Type the records out again in full, exactly.

Data excerpts
= = = =

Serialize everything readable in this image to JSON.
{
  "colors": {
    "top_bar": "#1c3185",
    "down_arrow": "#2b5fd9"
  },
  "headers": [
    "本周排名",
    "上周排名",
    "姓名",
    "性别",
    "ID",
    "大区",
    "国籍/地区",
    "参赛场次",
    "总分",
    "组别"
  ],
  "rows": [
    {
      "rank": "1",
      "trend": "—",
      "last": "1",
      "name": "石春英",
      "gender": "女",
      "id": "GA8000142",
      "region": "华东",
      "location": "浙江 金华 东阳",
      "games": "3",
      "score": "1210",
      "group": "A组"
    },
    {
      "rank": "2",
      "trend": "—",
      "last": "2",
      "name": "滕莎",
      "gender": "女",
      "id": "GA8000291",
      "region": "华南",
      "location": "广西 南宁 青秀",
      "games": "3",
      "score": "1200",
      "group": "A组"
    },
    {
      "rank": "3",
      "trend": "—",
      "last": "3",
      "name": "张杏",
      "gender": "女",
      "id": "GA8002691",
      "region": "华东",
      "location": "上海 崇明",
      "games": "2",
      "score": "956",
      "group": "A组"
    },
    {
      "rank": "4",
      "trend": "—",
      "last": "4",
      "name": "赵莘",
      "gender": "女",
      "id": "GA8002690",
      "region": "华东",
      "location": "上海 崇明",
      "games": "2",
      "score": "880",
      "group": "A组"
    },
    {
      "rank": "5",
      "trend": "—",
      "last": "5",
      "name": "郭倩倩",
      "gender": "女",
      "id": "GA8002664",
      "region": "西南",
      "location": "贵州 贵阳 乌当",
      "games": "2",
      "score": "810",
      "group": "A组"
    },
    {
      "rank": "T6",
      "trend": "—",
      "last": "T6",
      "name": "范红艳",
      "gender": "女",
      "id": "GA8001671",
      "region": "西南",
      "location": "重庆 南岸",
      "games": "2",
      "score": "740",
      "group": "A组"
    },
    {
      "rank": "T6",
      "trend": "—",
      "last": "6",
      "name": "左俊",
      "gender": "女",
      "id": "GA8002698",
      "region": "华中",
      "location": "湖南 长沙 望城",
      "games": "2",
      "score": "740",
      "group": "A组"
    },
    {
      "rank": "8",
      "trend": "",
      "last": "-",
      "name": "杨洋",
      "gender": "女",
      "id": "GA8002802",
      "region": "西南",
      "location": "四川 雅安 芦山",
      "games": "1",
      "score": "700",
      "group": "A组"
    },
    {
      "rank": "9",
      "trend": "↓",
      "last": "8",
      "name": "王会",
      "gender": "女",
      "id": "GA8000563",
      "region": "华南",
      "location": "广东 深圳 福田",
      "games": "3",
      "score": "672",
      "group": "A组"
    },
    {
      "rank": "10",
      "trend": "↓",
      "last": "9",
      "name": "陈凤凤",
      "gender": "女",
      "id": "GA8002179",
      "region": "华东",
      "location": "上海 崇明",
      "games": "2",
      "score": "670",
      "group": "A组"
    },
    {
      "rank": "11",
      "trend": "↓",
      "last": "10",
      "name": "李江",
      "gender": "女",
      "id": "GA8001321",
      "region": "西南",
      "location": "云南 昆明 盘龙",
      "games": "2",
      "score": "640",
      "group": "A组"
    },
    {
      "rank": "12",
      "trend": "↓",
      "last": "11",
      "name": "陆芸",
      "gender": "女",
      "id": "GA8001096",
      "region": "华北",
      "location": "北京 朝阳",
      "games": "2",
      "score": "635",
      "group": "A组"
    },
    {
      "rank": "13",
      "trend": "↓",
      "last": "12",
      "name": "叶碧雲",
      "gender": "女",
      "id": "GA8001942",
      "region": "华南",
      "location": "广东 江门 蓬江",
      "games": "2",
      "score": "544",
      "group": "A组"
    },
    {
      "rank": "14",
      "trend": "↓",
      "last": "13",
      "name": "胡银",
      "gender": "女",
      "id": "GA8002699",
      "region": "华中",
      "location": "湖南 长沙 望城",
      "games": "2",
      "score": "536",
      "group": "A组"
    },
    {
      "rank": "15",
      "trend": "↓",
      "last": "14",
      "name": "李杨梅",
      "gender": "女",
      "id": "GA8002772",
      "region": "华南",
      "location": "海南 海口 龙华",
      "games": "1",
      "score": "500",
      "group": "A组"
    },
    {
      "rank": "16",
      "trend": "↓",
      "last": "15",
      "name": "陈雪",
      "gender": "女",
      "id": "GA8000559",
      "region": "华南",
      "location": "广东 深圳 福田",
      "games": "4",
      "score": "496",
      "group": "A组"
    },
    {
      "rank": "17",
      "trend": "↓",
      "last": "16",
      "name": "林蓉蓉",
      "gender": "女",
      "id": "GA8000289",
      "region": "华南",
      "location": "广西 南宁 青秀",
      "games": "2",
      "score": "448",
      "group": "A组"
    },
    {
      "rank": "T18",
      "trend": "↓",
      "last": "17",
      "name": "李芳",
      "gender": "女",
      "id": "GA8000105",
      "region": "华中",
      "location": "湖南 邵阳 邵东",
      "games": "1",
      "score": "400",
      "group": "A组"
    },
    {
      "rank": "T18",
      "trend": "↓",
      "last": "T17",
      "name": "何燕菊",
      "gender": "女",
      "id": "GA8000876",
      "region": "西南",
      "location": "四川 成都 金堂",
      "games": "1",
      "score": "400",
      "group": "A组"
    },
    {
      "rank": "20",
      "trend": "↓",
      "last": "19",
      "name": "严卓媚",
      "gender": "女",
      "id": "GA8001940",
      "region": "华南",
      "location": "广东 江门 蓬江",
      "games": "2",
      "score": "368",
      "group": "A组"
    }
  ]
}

= = = =

## EXERCISE RESPONSE:
Serialize everything readable in this image to JSON.
{
  "colors": {
    "top_bar": "#1c3185",
    "down_arrow": "#2b5fd9"
  },
  "headers": [
    "本周排名",
    "上周排名",
    "姓名",
    "性别",
    "ID",
    "大区",
    "国籍/地区",
    "参赛场次",
    "总分",
    "组别"
  ],
  "rows": [
    {
      "rank": "1",
      "trend": "—",
      "last": "1",
      "name": "石春英",
      "gender": "女",
      "id": "GA8000142",
      "region": "华东",
      "location": "浙江 金华 东阳",
      "games": "3",
      "score": "1210",
      "group": "A组"
    },
    {
      "rank": "2",
      "trend": "—",
      "last": "2",
      "name": "滕莎",
      "gender": "女",
      "id": "GA8000291",
      "region": "华南",
      "location": "广西 南宁 青秀",
      "games": "3",
      "score": "1200",
      "group": "A组"
    },
    {
      "rank": "3",
      "trend": "—",
      "last": "3",
      "name": "张杏",
      "gender": "女",
      "id": "GA8002691",
      "region": "华东",
      "location": "上海 崇明",
      "games": "2",
      "score": "956",
      "group": "A组"
    },
    {
      "rank": "4",
      "trend": "—",
      "last": "4",
      "name": "赵莘",
      "gender": "女",
      "id": "GA8002690",
      "region": "华东",
      "location": "上海 崇明",
      "games": "2",
      "score": "880",
      "group": "A组"
    },
    {
      "rank": "5",
      "trend": "—",
      "last": "5",
      "name": "郭倩倩",
      "gender": "女",
      "id": "GA8002664",
      "region": "西南",
      "location": "贵州 贵阳 乌当",
      "games": "2",
      "score": "810",
      "group": "A组"
    },
    {
      "rank": "T6",
      "trend": "—",
      "last": "T6",
      "name": "范红艳",
      "gender": "女",
      "id": "GA8001671",
      "region": "西南",
      "location": "重庆 南岸",
      "games": "2",
      "score": "740",
      "group": "A组"
    },
    {
      "rank": "T6",
      "trend": "—",
      "last": "6",
      "name": "左俊",
      "gender": "女",
      "id": "GA8002698",
      "region": "华中",
      "location": "湖南 长沙 望城",
      "games": "2",
      "score": "740",
      "group": "A组"
    },
    {
      "rank": "8",
      "trend": "",
      "last": "-",
      "name": "杨洋",
      "gender": "女",
      "id": "GA8002802",
      "region": "西南",
      "location": "四川 雅安 芦山",
      "games": "1",
      "score": "700",
      "group": "A组"
    },
    {
      "rank": "9",
      "trend": "↓",
      "last": "8",
      "name": "王会",
      "gender": "女",
      "id": "GA8000563",
      "region": "华南",
      "location": "广东 深圳 福田",
      "games": "3",
      "score": "672",
      "group": "A组"
    },
    {
      "rank": "10",
      "trend": "↓",
      "last": "9",
      "name": "陈凤凤",
      "gender": "女",
      "id": "GA8002179",
      "region": "华东",
      "location": "上海 崇明",
      "games": "2",
      "score": "670",
      "group": "A组"
    },
    {
      "rank": "11",
      "trend": "↓",
      "last": "10",
      "name": "李江",
      "gender": "女",
      "id": "GA8001321",
      "region": "西南",
      "location": "云南 昆明 盘龙",
      "games": "2",
      "score": "640",
      "group": "A组"
    },
    {
      "rank": "12",
      "trend": "↓",
      "last": "11",
      "name": "陆芸",
      "gender": "女",
      "id": "GA8001096",
      "region": "华北",
      "location": "北京 朝阳",
      "games": "2",
      "score": "635",
      "group": "A组"
    },
    {
      "rank": "13",
      "trend": "↓",
      "last": "12",
      "name": "叶碧雲",
      "gender": "女",
      "id": "GA8001942",
      "region": "华南",
      "location": "广东 江门 蓬江",
      "games": "2",
      "score": "544",
      "group": "A组"
    },
    {
      "rank": "14",
      "trend": "↓",
      "last": "13",
      "name": "胡银",
      "gender": "女",
      "id": "GA8002699",
      "region": "华中",
      "location": "湖南 长沙 望城",
      "games": "2",
      "score": "536",
      "group": "A组"
    },
    {
      "rank": "15",
      "trend": "↓",
      "last": "14",
      "name": "李杨梅",
      "gender": "女",
      "id": "GA8002772",
      "region": "华南",
      "location": "海南 海口 龙华",
      "games": "1",
      "score": "500",
      "group": "A组"
    },
    {
      "rank": "16",
      "trend": "↓",
      "last": "15",
      "name": "陈雪",
      "gender": "女",
      "id": "GA8000559",
      "region": "华南",
      "location": "广东 深圳 福田",
      "games": "4",
      "score": "496",
      "group": "A组"
    },
    {
      "rank": "17",
      "trend": "↓",
      "last": "16",
      "name": "林蓉蓉",
      "gender": "女",
      "id": "GA8000289",
      "region": "华南",
      "location": "广西 南宁 青秀",
      "games": "2",
      "score": "448",
      "group": "A组"
    },
    {
      "rank": "T18",
      "trend": "↓",
      "last": "17",
      "name": "李芳",
      "gender": "女",
      "id": "GA8000105",
      "region": "华中",
      "location": "湖南 邵阳 邵东",
      "games": "1",
      "score": "400",
      "group": "A组"
    },
    {
      "rank": "T18",
      "trend": "↓",
      "last": "T17",
      "name": "何燕菊",
      "gender": "女",
      "id": "GA8000876",
      "region": "西南",
      "location": "四川 成都 金堂",
      "games": "1",
      "score": "400",
      "group": "A组"
    },
    {
      "rank": "20",
      "trend": "↓",
      "last": "19",
      "name": "严卓媚",
      "gender": "女",
      "id": "GA8001940",
      "region": "华南",
      "location": "广东 江门 蓬江",
      "games": "2",
      "score": "368",
      "group": "A组"
    }
  ]
}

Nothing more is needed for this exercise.